**TASK OBJECTIVE**
Reproduce each record below exactly as written.

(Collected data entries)
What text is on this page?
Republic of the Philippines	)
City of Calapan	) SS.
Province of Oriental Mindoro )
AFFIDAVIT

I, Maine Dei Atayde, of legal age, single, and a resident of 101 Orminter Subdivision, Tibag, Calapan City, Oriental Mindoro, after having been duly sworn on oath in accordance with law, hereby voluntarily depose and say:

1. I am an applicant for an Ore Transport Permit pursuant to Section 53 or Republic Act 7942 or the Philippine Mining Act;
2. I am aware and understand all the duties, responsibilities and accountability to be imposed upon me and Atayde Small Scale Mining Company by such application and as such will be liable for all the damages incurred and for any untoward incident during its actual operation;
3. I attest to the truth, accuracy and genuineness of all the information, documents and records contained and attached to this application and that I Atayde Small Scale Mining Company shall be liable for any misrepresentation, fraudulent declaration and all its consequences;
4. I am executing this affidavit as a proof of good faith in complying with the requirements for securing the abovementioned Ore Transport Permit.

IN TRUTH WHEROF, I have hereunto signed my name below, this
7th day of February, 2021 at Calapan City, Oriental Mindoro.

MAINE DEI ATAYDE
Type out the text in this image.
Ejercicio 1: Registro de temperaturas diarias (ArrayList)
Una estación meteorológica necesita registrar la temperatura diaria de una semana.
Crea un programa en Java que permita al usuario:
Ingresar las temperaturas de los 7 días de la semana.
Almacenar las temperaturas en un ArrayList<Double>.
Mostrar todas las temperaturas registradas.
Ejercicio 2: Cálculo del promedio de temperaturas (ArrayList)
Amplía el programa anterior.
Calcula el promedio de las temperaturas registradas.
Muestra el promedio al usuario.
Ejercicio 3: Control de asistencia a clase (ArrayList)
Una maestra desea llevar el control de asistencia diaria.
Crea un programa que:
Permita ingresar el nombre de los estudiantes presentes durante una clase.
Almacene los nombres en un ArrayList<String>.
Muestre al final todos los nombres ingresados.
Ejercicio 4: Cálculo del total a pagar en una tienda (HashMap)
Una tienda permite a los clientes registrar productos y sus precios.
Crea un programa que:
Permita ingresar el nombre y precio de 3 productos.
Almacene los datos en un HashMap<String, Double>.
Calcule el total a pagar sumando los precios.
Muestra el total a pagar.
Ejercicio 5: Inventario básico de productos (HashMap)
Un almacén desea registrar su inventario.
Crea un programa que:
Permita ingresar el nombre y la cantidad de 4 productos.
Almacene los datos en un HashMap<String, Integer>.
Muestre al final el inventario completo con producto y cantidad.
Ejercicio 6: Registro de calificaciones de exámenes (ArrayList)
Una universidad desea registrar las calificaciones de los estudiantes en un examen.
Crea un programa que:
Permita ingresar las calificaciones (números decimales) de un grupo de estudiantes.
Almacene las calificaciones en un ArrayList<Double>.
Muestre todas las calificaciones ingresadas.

**WRITTEN ANSWER**
What text is on this page?
Republic of the Philippines	)
City of Calapan	) SS.
Province of Oriental Mindoro )
AFFIDAVIT

I, Maine Dei Atayde, of legal age, single, and a resident of 101 Orminter Subdivision, Tibag, Calapan City, Oriental Mindoro, after having been duly sworn on oath in accordance with law, hereby voluntarily depose and say:

1. I am an applicant for an Ore Transport Permit pursuant to Section 53 or Republic Act 7942 or the Philippine Mining Act;
2. I am aware and understand all the duties, responsibilities and accountability to be imposed upon me and Atayde Small Scale Mining Company by such application and as such will be liable for all the damages incurred and for any untoward incident during its actual operation;
3. I attest to the truth, accuracy and genuineness of all the information, documents and records contained and attached to this application and that I Atayde Small Scale Mining Company shall be liable for any misrepresentation, fraudulent declaration and all its consequences;
4. I am executing this affidavit as a proof of good faith in complying with the requirements for securing the abovementioned Ore Transport Permit.

IN TRUTH WHEROF, I have hereunto signed my name below, this
7th day of February, 2021 at Calapan City, Oriental Mindoro.

MAINE DEI ATAYDE
Type out the text in this image.
Ejercicio 1: Registro de temperaturas diarias (ArrayList)
Una estación meteorológica necesita registrar la temperatura diaria de una semana.
Crea un programa en Java que permita al usuario:
Ingresar las temperaturas de los 7 días de la semana.
Almacenar las temperaturas en un ArrayList<Double>.
Mostrar todas las temperaturas registradas.
Ejercicio 2: Cálculo del promedio de temperaturas (ArrayList)
Amplía el programa anterior.
Calcula el promedio de las temperaturas registradas.
Muestra el promedio al usuario.
Ejercicio 3: Control de asistencia a clase (ArrayList)
Una maestra desea llevar el control de asistencia diaria.
Crea un programa que:
Permita ingresar el nombre de los estudiantes presentes durante una clase.
Almacene los nombres en un ArrayList<String>.
Muestre al final todos los nombres ingresados.
Ejercicio 4: Cálculo del total a pagar en una tienda (HashMap)
Una tienda permite a los clientes registrar productos y sus precios.
Crea un programa que:
Permita ingresar el nombre y precio de 3 productos.
Almacene los datos en un HashMap<String, Double>.
Calcule el total a pagar sumando los precios.
Muestra el total a pagar.
Ejercicio 5: Inventario básico de productos (HashMap)
Un almacén desea registrar su inventario.
Crea un programa que:
Permita ingresar el nombre y la cantidad de 4 productos.
Almacene los datos en un HashMap<String, Integer>.
Muestre al final el inventario completo con producto y cantidad.
Ejercicio 6: Registro de calificaciones de exámenes (ArrayList)
Una universidad desea registrar las calificaciones de los estudiantes en un examen.
Crea un programa que:
Permita ingresar las calificaciones (números decimales) de un grupo de estudiantes.
Almacene las calificaciones en un ArrayList<Double>.
Muestre todas las calificaciones ingresadas.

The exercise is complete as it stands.